• **What to produce**: Return only the number of lines that hold "Carlo".

• **Recorded data**:
● ● ● ● ● ● ●
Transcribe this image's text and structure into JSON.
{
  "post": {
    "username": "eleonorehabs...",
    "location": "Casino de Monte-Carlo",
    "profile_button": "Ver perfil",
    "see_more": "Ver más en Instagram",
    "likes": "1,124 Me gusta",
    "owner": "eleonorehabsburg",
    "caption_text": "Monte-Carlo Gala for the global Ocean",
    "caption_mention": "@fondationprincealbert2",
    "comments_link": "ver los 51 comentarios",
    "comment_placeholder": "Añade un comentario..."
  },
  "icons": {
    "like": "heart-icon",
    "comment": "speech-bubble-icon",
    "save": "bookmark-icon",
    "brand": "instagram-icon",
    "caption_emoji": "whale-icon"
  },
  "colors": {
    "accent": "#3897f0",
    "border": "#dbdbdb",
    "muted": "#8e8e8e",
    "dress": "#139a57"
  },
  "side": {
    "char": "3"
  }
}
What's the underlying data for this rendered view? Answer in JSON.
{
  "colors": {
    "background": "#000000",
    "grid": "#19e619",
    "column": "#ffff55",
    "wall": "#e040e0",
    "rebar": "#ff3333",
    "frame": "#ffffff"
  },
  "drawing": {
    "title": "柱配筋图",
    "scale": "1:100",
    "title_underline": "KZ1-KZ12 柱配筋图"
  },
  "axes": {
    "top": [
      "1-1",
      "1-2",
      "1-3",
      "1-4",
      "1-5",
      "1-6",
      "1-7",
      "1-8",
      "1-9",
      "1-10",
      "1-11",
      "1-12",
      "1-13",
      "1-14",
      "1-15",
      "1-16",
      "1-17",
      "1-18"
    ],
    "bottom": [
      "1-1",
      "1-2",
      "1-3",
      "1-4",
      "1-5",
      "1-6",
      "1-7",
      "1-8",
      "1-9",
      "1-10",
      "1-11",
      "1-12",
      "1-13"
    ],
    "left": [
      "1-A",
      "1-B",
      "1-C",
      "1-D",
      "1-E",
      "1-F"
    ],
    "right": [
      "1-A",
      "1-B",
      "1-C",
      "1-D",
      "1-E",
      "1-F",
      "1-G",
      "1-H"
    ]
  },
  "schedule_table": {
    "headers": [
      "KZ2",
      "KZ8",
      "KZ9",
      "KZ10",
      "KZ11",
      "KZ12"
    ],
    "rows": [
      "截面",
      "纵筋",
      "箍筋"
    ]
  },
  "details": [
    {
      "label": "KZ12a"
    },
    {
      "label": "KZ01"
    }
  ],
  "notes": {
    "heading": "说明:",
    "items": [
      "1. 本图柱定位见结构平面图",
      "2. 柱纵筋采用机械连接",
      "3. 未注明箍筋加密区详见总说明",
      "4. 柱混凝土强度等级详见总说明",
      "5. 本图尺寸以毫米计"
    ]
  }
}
● ● ● ● ● ● ●
• **Expected output**: 2